[SUPPLIED DATA]:
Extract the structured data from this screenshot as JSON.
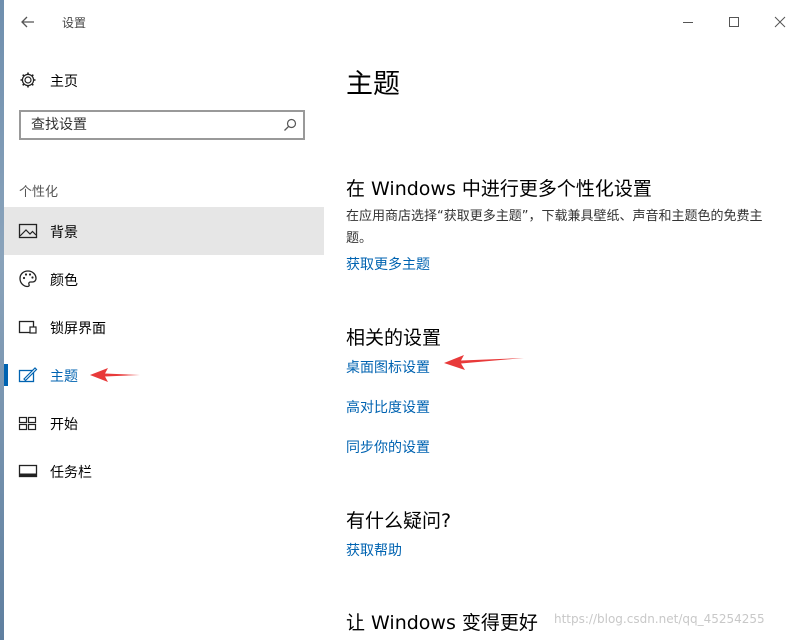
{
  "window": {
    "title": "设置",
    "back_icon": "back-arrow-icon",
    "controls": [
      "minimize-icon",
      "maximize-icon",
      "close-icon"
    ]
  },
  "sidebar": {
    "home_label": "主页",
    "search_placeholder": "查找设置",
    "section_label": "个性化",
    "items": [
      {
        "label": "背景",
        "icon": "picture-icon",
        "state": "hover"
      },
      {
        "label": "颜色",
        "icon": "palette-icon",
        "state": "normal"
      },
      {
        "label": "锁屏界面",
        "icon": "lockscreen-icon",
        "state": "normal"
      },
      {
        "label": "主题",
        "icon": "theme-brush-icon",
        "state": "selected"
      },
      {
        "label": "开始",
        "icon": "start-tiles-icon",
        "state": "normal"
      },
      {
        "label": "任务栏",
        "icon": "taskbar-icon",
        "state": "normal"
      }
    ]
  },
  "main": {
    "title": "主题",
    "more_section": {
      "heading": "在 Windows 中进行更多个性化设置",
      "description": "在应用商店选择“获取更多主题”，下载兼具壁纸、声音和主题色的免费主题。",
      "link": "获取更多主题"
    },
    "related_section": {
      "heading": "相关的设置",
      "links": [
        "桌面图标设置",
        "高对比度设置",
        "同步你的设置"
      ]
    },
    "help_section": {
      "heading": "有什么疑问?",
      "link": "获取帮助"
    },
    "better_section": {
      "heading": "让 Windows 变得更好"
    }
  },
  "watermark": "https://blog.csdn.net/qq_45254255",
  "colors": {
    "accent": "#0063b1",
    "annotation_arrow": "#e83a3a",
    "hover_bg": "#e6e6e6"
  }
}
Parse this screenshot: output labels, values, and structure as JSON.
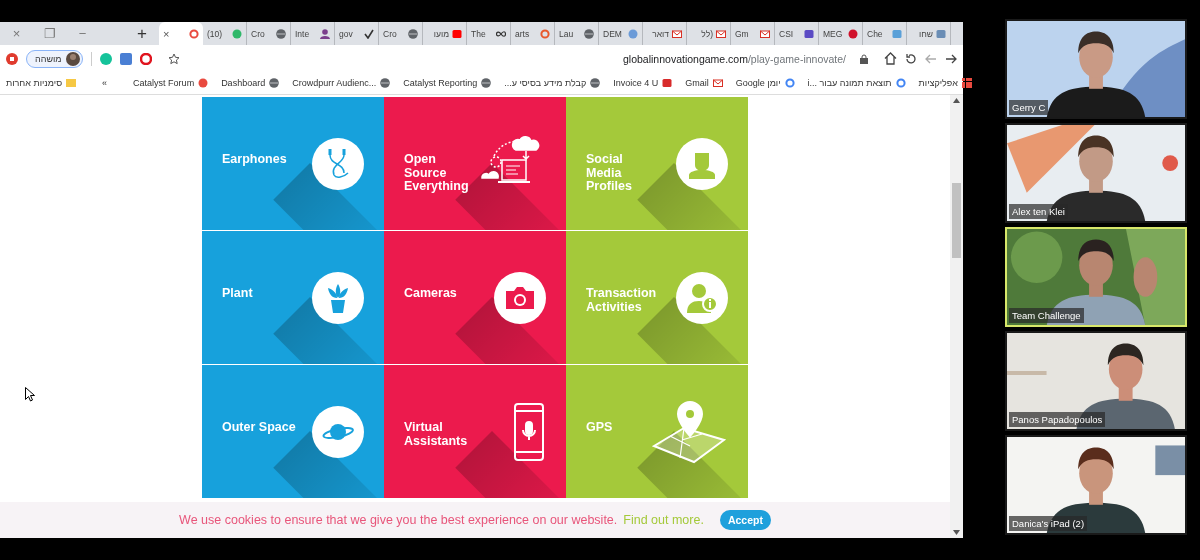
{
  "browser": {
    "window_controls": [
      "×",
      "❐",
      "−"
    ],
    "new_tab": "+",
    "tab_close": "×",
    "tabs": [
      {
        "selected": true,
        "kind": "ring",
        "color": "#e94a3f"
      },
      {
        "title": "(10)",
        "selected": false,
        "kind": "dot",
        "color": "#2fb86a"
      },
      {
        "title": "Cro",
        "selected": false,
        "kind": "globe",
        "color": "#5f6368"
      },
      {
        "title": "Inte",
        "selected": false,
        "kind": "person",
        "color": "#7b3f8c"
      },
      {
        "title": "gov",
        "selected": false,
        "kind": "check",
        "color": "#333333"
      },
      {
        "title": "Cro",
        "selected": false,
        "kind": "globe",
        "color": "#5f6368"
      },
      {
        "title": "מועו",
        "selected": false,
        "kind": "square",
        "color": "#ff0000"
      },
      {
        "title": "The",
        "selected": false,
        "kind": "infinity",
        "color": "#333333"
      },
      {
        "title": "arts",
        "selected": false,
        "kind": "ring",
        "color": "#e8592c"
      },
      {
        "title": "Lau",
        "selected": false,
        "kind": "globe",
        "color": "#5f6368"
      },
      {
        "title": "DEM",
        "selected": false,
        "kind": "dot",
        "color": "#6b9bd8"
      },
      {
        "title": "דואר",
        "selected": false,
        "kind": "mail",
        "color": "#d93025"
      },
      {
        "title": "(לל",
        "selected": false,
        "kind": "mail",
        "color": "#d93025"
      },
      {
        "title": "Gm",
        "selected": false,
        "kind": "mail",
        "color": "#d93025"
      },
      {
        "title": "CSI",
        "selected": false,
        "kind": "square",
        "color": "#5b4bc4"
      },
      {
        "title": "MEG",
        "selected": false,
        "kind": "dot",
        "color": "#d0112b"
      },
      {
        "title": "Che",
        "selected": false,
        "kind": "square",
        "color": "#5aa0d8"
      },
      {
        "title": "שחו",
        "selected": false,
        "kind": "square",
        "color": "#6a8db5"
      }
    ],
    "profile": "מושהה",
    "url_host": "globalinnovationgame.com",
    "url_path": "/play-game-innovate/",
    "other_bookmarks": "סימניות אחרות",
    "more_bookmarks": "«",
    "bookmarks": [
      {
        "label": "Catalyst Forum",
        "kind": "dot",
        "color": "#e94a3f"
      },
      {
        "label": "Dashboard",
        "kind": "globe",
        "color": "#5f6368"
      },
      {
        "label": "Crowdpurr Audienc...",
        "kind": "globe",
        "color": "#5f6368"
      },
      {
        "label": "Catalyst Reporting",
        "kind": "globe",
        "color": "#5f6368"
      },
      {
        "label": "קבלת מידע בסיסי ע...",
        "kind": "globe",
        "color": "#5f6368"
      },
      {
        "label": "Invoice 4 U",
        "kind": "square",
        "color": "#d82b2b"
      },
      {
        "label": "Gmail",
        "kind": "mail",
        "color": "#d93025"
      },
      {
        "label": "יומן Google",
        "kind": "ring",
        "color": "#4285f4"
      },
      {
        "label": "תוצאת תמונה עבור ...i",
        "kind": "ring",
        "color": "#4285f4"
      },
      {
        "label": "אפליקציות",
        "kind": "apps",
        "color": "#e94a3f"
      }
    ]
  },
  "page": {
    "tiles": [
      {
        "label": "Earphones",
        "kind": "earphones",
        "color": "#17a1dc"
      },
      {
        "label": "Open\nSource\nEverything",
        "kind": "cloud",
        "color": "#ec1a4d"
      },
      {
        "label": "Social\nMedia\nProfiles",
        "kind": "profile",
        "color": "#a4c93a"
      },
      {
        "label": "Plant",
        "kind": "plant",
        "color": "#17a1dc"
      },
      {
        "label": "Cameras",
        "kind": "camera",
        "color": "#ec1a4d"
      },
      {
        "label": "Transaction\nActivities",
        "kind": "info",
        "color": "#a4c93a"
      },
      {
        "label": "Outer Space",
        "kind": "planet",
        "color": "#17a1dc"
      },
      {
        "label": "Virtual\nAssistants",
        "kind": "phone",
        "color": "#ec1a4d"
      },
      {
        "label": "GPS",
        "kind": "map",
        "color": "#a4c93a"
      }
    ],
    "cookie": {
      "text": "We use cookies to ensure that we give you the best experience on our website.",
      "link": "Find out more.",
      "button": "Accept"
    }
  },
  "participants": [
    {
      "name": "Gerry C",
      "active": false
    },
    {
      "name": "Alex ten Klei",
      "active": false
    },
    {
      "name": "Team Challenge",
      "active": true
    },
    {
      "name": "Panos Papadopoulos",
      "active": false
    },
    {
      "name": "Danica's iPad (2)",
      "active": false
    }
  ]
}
...
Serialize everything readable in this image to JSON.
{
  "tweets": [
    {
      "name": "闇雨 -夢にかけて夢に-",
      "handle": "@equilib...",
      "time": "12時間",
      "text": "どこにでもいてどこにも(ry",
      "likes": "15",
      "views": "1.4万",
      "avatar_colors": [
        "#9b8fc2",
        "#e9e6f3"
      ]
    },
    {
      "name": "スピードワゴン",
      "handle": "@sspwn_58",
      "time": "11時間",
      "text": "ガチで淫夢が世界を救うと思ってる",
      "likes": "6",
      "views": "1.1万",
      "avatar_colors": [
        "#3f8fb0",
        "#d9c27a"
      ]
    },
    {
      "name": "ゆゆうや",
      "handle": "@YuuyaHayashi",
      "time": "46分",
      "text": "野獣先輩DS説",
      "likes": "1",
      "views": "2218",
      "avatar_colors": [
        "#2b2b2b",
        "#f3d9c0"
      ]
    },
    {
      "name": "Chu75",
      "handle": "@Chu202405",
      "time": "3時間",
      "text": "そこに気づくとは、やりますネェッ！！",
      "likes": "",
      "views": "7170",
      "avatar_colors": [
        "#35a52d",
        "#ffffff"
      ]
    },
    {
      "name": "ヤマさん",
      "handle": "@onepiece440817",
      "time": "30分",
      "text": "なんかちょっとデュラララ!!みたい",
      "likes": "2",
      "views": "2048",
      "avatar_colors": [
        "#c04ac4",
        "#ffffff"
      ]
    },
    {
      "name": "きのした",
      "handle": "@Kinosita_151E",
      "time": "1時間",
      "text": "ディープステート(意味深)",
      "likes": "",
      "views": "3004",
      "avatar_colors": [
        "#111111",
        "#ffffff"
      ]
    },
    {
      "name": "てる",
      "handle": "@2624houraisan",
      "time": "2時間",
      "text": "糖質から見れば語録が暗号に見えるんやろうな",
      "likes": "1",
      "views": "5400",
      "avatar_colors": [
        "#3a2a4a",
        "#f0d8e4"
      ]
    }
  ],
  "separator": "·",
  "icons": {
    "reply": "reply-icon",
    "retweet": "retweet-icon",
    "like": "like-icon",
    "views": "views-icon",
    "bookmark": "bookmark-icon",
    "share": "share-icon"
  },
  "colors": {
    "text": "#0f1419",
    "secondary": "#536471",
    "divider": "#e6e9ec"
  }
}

[DESCRIPTION OF THE TASK]: From the listing above, copy every line that includes the word "this".

[WORKED SOLUTION]:
Extract the structured data from this screenshot as JSON.
Parse this screenshot: output labels, values, and structure as JSON.
Serialize everything readable in this image to JSON.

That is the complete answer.